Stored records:
*****

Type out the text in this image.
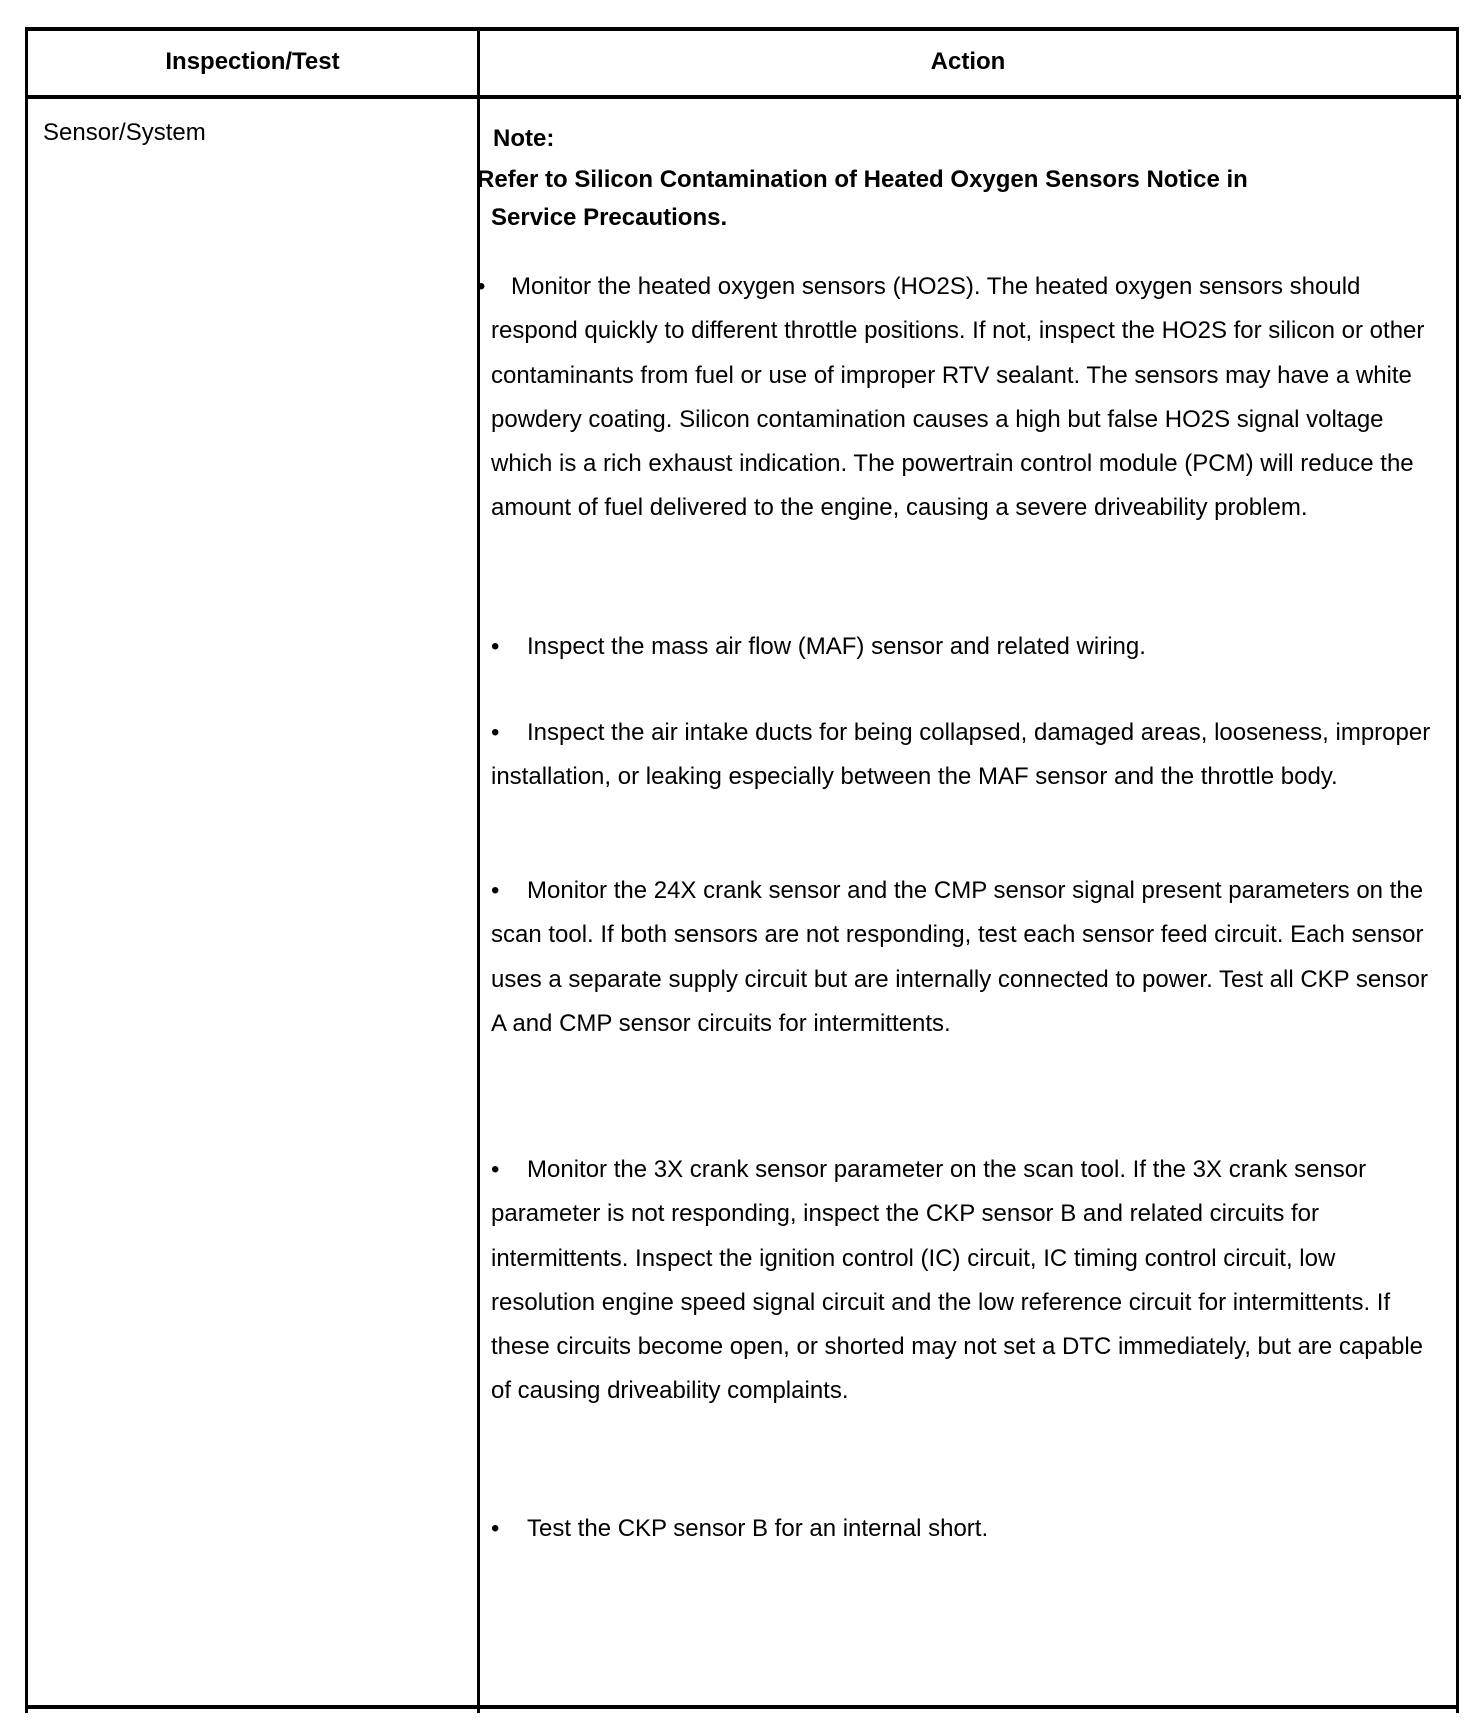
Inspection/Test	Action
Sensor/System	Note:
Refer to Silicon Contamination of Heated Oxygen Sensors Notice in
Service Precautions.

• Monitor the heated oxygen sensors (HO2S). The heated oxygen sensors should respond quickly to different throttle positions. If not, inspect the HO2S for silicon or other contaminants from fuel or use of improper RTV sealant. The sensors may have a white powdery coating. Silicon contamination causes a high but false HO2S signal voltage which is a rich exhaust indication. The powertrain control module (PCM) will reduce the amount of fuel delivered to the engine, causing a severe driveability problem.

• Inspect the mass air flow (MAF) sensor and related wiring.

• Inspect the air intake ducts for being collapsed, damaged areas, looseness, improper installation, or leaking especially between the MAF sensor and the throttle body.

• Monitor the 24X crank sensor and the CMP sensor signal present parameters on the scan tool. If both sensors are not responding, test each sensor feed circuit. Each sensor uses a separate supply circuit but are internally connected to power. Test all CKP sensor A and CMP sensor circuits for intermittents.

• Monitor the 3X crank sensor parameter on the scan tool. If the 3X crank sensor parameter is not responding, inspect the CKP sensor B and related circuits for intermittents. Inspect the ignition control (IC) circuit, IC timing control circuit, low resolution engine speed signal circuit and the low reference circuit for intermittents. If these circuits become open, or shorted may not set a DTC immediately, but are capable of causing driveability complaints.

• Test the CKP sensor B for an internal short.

*****

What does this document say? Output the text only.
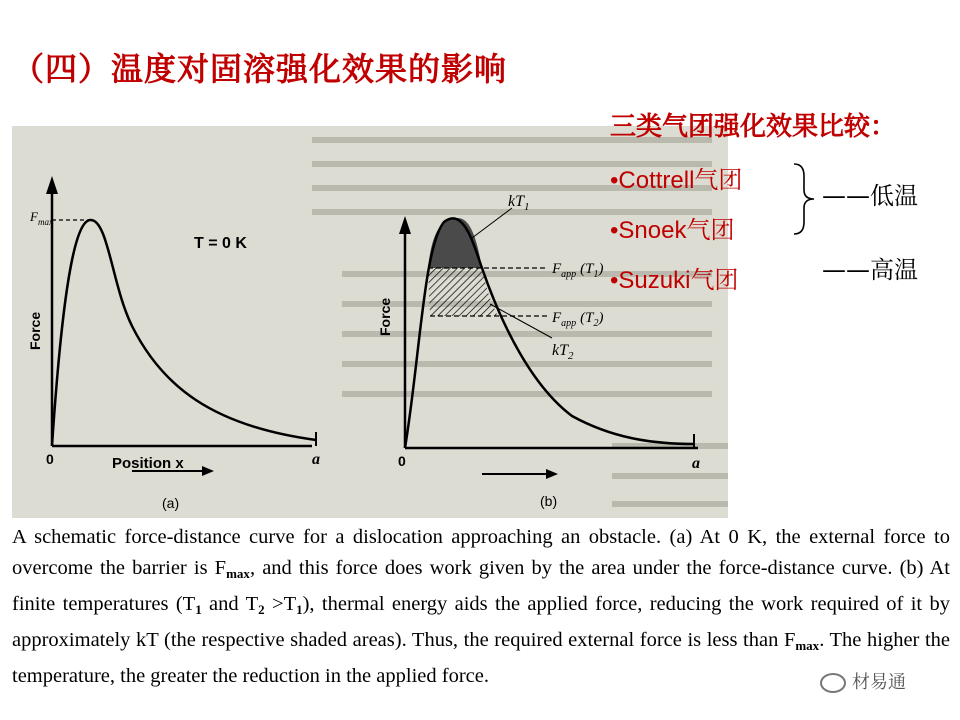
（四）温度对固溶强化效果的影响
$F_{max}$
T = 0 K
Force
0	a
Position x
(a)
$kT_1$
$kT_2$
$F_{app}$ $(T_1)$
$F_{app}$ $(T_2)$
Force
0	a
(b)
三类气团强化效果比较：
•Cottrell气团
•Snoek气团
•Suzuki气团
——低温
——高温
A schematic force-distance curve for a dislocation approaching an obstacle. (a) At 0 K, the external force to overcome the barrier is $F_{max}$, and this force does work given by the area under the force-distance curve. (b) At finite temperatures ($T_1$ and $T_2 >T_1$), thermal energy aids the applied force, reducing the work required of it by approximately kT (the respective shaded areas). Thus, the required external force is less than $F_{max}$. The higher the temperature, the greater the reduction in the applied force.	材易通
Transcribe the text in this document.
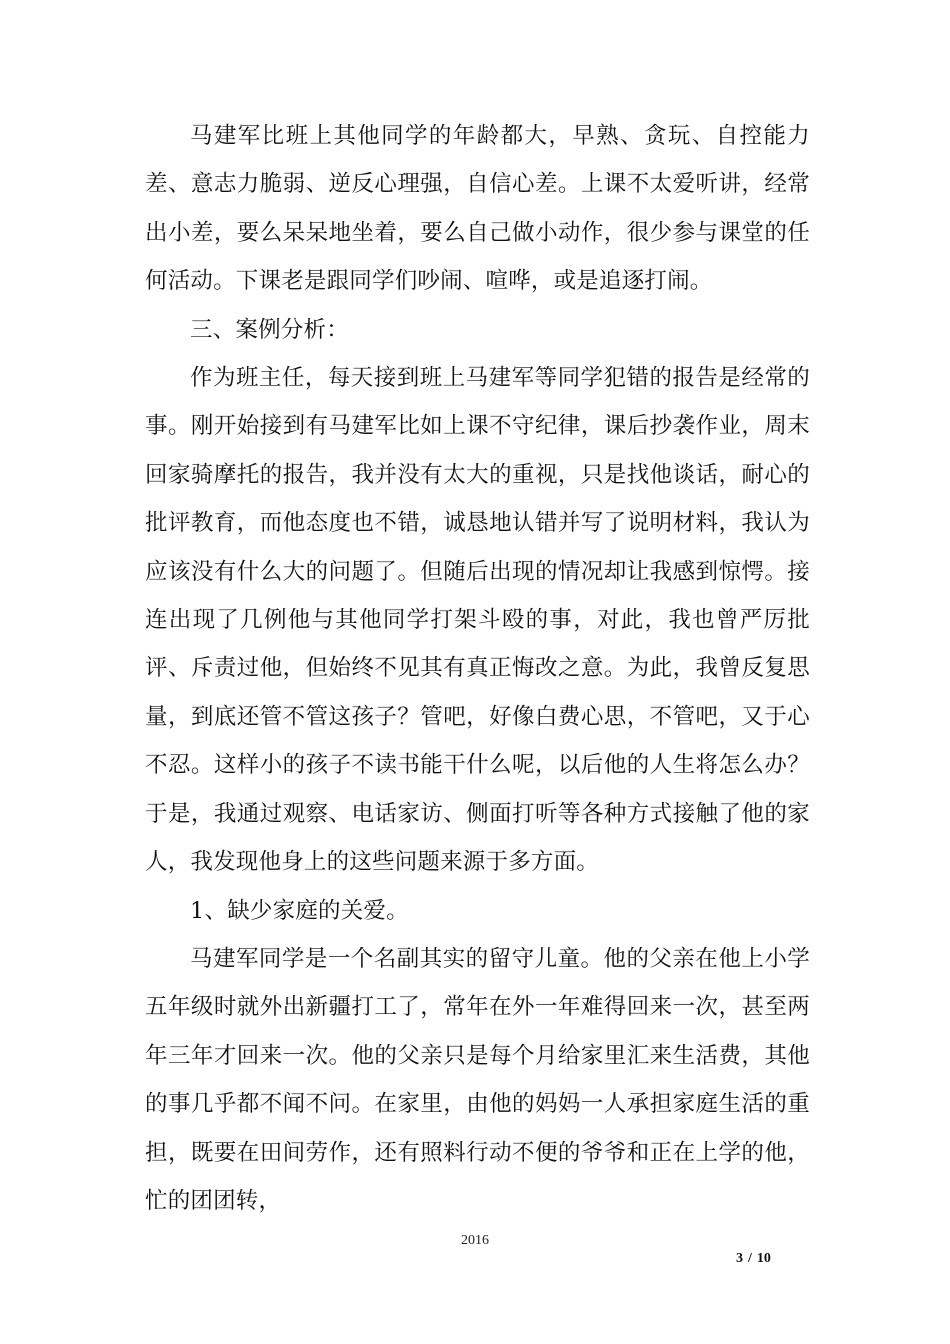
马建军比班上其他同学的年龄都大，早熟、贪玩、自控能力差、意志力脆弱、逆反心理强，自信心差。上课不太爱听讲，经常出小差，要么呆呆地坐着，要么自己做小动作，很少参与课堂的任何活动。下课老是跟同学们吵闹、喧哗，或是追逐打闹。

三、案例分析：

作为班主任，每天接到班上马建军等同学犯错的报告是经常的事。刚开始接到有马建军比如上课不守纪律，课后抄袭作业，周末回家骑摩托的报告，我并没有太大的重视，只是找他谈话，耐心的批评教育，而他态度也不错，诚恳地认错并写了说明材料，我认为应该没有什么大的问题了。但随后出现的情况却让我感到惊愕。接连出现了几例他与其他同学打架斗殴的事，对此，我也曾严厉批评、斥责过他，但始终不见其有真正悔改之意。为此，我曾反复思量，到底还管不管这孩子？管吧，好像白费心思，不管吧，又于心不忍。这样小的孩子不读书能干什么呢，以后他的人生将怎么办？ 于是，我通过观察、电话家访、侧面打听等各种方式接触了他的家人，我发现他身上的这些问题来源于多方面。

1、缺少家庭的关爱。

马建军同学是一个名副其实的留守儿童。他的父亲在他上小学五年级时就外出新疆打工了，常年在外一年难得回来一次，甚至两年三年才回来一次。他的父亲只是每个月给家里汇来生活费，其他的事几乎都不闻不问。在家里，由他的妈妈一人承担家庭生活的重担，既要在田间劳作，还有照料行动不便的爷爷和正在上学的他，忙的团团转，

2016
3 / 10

*****

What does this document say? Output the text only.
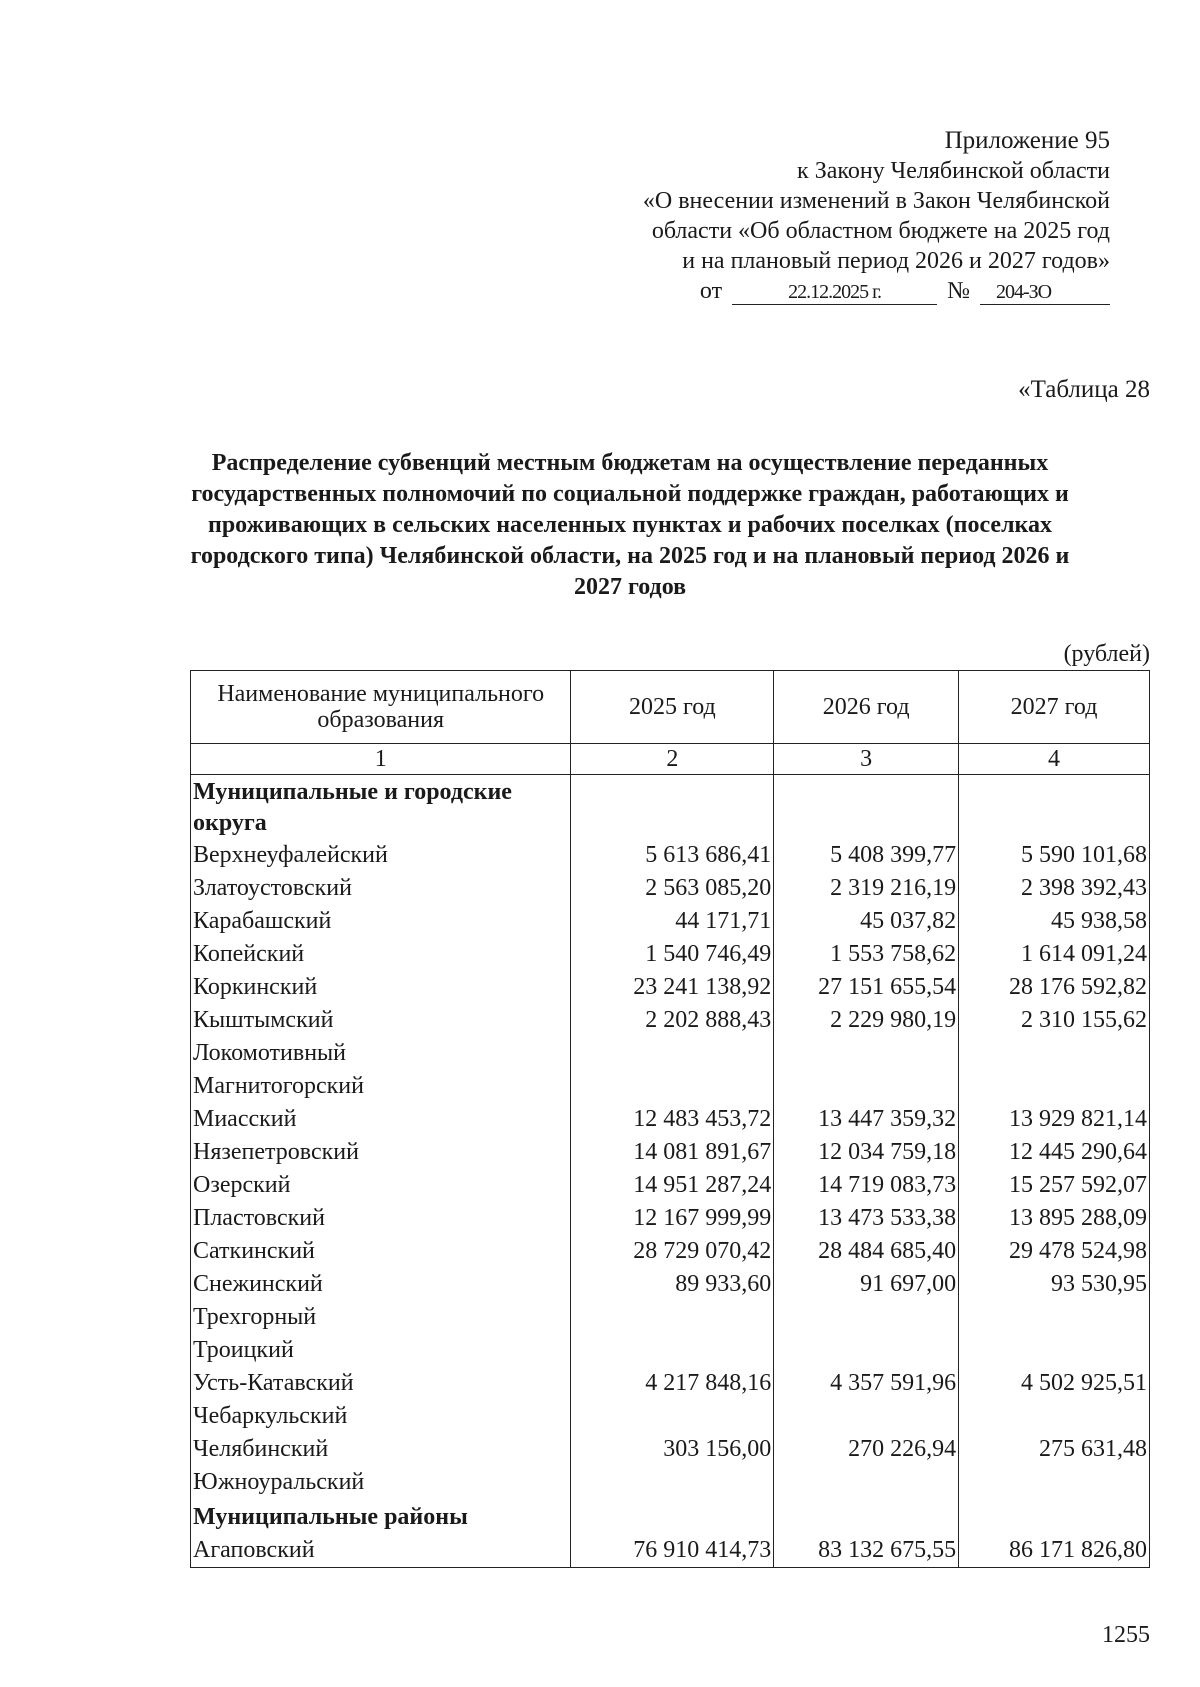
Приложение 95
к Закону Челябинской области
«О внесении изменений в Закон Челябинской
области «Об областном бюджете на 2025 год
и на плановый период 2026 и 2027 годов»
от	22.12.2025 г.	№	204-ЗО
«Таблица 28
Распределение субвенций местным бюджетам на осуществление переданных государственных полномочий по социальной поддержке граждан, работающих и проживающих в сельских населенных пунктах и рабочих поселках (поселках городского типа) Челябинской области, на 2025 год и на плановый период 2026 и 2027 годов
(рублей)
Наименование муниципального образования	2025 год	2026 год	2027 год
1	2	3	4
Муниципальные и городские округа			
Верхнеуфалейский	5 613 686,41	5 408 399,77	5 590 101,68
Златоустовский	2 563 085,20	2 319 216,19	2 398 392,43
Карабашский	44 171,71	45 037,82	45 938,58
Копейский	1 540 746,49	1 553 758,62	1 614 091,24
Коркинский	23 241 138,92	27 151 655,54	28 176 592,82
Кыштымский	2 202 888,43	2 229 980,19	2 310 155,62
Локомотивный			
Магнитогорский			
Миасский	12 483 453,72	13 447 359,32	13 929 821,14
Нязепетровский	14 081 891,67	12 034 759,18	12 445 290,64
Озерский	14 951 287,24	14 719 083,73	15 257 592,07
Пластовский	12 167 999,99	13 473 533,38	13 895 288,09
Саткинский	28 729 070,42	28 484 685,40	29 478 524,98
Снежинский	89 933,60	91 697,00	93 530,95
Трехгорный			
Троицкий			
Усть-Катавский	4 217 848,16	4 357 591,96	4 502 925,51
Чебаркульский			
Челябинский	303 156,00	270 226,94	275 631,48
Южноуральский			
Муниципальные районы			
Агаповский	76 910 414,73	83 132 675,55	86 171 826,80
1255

*****

Which lines hold the word "text"? Copy each of them from the records.

● ANSWER TO THE TASK
Type out the text in this image.
What does this document say? Output the text only.
Transcribe the text in this document.
What does this document say? Output the text only.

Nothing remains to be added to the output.